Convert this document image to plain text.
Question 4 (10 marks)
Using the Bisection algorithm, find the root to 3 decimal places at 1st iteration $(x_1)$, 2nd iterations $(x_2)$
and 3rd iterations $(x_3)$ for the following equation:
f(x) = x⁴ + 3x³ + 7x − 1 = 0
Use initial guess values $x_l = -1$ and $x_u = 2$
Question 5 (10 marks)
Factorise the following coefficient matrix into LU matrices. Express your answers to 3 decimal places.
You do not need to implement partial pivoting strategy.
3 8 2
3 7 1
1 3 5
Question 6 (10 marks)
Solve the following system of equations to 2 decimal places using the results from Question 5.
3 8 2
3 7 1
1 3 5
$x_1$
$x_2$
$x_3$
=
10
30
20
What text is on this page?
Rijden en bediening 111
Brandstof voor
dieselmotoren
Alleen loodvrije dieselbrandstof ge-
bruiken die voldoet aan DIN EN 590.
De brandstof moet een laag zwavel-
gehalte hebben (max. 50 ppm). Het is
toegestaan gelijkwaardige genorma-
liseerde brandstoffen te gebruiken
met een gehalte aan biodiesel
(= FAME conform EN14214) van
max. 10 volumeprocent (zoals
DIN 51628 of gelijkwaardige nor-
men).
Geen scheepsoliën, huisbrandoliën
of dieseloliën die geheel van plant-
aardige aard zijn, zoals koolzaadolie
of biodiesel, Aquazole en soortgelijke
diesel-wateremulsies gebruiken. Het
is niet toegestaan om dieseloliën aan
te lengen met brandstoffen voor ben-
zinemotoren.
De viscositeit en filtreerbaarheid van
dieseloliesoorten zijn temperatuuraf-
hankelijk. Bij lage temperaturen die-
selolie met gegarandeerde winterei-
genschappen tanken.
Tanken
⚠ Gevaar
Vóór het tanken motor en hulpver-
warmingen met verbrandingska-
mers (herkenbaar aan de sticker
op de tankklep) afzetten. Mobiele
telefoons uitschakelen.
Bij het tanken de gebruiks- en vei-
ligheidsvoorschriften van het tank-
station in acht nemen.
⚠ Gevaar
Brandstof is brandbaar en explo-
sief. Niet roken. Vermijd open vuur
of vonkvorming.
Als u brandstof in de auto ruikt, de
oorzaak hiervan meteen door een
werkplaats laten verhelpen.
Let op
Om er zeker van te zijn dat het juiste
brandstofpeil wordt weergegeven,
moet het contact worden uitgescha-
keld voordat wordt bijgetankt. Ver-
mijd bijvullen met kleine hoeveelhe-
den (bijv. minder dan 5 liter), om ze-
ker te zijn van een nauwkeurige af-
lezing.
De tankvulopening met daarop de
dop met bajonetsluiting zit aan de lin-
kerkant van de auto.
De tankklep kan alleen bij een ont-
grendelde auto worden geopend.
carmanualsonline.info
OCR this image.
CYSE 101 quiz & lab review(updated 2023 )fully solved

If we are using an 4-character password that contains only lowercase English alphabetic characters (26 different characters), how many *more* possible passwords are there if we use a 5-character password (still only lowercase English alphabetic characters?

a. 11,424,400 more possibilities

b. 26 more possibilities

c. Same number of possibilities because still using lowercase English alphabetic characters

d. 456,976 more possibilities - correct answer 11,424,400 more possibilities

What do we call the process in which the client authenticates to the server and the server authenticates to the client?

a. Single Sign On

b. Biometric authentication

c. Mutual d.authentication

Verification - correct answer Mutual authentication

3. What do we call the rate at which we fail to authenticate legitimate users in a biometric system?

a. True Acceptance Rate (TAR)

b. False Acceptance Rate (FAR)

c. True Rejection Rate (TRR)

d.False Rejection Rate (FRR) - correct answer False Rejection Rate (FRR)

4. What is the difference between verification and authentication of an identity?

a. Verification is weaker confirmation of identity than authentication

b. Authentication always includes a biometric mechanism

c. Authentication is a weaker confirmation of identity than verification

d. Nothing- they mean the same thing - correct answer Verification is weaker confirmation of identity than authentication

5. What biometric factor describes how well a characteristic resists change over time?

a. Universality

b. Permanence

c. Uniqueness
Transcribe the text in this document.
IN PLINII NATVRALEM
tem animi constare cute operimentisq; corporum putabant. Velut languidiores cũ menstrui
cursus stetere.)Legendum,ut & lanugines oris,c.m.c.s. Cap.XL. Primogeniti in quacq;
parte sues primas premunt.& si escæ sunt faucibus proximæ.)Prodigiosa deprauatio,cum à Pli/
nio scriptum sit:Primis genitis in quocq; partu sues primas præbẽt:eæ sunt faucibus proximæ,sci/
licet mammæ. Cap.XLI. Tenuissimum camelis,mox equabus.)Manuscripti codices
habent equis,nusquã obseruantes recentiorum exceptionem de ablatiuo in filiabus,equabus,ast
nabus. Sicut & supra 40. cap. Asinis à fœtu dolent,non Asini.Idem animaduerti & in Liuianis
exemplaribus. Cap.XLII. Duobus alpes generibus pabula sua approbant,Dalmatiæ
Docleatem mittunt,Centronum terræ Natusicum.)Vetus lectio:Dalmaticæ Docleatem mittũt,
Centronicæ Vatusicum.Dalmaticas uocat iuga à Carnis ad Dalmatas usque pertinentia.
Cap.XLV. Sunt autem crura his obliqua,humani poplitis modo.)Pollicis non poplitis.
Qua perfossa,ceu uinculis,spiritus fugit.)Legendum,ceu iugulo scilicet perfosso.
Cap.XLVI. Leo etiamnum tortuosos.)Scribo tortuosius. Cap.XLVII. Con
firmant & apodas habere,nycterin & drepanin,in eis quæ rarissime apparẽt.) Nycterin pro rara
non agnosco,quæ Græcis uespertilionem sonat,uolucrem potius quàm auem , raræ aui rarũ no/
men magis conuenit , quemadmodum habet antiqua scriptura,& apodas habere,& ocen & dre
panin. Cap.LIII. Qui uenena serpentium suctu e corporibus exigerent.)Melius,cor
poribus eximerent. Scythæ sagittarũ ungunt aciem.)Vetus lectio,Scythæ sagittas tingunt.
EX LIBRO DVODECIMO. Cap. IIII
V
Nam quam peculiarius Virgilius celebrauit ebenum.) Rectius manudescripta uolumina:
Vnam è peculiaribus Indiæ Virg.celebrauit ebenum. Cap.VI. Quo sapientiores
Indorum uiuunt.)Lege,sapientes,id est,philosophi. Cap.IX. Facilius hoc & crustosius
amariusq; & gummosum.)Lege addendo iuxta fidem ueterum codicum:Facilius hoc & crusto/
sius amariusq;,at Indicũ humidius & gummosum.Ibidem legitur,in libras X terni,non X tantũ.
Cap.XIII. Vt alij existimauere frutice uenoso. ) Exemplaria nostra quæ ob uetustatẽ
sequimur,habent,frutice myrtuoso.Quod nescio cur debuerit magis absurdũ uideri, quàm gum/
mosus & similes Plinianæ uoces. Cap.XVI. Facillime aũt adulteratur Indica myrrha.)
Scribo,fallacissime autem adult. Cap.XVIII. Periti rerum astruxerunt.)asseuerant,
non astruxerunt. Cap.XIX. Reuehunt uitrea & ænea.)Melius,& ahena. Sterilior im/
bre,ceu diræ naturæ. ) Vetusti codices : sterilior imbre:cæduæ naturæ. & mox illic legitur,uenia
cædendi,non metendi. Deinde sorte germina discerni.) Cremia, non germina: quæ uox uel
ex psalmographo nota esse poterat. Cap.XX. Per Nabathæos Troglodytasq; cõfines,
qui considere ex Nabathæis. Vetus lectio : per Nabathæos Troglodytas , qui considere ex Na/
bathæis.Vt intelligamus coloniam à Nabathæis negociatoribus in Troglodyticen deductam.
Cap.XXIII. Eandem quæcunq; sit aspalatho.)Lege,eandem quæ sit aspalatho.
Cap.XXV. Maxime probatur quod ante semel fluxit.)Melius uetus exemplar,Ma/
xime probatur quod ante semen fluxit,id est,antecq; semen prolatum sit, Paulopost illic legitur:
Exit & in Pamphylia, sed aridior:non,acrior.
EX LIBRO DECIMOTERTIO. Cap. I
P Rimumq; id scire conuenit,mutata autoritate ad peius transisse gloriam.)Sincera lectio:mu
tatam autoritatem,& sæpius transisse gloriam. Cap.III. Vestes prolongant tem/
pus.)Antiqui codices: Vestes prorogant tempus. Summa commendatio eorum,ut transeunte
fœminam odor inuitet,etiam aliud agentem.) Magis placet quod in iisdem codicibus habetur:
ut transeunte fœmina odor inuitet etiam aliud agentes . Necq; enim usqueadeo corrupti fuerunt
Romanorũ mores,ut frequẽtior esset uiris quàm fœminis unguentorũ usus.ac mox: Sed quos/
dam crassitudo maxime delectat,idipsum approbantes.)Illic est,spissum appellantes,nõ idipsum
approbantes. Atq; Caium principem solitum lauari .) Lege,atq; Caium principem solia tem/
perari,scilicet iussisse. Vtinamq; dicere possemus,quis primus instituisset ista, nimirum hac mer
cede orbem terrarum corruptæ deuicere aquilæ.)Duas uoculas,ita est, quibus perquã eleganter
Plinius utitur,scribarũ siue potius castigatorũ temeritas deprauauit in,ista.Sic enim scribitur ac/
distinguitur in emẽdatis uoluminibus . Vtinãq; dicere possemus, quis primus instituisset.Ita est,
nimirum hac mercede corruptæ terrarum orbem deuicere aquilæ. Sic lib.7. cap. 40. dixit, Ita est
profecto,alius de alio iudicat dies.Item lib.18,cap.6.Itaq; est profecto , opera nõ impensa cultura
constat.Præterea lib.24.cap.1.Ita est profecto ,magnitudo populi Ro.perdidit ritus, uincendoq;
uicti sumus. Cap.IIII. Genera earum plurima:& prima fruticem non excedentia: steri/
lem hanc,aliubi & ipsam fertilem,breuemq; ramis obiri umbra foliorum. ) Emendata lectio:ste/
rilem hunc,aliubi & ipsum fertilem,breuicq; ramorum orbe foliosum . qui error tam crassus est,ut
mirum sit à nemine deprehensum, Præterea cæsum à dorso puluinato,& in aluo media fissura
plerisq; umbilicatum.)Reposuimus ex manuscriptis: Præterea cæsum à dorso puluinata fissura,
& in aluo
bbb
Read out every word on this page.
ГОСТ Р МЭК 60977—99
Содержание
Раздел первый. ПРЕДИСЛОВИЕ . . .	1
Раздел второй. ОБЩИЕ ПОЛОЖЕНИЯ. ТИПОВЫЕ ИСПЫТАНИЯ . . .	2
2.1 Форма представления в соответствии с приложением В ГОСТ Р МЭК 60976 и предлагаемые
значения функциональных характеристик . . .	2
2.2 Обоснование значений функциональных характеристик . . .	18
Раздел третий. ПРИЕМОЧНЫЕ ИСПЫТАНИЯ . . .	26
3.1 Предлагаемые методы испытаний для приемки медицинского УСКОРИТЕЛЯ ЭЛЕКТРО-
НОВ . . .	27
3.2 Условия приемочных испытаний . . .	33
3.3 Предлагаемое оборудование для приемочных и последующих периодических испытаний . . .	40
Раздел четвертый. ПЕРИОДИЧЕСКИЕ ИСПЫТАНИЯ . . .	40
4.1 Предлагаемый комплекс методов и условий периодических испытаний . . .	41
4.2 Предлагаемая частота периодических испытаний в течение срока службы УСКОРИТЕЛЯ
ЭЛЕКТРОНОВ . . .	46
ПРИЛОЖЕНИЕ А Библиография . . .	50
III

******************************

▶ [Given request]
Go through the listing above and pull out each line containing the word "correct".

▶ [Final result]
d. 456,976 more possibilities - correct answer 11,424,400 more possibilities
Verification - correct answer Mutual authentication
d.False Rejection Rate (FRR) - correct answer False Rejection Rate (FRR)
d. Nothing- they mean the same thing - correct answer Verification is weaker confirmation of identity than authentication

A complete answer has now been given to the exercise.